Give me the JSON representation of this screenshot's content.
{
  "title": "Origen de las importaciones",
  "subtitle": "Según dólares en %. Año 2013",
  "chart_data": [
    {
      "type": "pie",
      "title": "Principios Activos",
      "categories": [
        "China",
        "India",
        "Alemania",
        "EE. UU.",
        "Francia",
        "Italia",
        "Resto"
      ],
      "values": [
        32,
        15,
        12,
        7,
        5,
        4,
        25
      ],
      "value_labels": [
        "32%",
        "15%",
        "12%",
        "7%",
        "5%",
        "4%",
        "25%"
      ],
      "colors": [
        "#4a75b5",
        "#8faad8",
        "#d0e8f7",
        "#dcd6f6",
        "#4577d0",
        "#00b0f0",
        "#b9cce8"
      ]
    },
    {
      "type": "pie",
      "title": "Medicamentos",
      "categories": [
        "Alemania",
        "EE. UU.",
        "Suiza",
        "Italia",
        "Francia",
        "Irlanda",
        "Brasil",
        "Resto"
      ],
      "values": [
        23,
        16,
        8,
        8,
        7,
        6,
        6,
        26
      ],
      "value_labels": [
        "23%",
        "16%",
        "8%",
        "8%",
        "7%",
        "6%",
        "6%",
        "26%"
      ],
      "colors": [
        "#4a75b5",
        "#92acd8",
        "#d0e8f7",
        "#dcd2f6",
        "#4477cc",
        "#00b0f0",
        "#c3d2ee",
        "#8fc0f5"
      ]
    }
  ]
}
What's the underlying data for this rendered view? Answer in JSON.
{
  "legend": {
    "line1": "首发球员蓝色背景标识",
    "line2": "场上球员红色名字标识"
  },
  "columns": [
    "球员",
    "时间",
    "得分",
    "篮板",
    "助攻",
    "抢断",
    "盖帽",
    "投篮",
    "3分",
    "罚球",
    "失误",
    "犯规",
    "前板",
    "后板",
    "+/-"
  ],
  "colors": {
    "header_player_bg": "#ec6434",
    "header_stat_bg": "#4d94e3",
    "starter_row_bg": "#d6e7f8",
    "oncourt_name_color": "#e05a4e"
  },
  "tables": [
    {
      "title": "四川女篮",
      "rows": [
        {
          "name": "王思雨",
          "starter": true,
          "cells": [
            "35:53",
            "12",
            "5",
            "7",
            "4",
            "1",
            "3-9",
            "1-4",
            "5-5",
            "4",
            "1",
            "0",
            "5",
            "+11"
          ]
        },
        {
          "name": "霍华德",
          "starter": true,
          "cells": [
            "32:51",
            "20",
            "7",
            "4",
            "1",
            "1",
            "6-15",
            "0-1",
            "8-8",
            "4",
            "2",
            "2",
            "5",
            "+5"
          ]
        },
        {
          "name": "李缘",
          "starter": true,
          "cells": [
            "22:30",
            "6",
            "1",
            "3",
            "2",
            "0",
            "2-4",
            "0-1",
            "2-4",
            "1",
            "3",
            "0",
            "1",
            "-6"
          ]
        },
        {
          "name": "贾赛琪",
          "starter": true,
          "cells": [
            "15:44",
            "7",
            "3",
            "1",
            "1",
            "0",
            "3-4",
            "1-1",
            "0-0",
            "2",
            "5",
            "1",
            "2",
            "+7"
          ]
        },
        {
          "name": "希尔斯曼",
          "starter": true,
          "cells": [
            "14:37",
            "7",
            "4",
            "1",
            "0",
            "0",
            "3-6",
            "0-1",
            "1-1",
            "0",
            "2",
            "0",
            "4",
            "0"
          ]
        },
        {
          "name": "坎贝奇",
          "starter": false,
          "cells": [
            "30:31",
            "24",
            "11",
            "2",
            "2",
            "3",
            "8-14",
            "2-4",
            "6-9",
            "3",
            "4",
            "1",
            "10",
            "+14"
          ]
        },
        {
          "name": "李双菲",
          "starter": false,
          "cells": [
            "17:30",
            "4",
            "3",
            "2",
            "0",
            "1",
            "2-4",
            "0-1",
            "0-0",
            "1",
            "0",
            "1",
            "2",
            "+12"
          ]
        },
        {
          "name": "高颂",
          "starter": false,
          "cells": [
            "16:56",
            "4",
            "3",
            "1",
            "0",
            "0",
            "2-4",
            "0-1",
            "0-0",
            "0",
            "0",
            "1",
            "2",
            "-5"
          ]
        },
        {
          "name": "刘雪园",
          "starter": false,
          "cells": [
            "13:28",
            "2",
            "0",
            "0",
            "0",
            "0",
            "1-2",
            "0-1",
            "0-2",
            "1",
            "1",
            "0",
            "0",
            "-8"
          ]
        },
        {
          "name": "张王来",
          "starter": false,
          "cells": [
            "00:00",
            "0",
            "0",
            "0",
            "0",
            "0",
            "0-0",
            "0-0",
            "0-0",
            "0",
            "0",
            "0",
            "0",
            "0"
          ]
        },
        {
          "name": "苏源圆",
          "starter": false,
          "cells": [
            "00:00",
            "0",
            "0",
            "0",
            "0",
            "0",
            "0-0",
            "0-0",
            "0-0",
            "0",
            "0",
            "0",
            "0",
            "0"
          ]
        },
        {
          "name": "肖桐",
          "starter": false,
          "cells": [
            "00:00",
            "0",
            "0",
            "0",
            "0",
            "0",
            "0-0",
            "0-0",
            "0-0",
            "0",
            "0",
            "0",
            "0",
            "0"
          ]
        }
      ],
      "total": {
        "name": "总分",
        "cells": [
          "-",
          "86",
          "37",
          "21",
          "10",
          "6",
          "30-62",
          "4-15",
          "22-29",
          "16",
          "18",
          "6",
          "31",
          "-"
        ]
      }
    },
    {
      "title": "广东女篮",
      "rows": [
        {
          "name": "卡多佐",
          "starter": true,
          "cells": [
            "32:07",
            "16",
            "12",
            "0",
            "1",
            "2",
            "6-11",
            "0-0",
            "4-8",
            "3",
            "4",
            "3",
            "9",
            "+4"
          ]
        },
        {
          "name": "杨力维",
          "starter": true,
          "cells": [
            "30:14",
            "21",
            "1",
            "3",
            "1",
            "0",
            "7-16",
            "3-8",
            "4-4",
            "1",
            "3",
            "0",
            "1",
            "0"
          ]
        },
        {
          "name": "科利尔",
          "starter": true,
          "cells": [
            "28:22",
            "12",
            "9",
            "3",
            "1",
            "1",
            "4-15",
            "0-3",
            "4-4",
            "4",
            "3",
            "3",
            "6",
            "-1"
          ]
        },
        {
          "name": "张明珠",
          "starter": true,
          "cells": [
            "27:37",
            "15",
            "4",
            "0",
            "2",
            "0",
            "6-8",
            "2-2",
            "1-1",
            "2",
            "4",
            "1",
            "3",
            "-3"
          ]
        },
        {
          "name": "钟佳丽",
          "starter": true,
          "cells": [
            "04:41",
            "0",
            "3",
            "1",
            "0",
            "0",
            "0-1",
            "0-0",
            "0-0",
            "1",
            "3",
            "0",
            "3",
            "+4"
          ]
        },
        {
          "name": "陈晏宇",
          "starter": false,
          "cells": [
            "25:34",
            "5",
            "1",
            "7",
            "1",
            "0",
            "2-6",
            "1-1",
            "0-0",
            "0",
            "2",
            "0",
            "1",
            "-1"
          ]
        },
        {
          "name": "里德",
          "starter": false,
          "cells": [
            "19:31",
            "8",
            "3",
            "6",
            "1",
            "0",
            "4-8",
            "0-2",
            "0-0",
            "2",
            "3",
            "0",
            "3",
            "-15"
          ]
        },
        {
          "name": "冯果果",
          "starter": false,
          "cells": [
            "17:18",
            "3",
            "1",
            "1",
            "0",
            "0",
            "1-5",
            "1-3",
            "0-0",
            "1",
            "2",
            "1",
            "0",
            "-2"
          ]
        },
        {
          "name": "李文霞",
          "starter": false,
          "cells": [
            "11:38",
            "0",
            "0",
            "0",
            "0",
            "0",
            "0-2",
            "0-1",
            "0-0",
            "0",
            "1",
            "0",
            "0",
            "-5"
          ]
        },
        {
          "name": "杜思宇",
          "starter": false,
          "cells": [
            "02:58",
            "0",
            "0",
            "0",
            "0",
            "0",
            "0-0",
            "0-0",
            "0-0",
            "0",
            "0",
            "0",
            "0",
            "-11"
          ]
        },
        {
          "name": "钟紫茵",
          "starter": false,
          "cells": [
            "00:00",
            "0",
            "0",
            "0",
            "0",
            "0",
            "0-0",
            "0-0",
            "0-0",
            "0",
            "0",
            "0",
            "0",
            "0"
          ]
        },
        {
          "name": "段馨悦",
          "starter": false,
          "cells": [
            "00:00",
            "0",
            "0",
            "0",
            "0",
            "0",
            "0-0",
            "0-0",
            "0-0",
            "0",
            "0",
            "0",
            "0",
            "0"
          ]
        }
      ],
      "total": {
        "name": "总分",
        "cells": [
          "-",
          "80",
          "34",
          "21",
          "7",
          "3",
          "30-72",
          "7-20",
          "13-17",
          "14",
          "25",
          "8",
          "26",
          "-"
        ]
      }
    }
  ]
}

• Written exercise:
Where a line above includes "JSON", copy that line.

• The answer:
Give me the JSON representation of this screenshot's content.
What's the underlying data for this rendered view? Answer in JSON.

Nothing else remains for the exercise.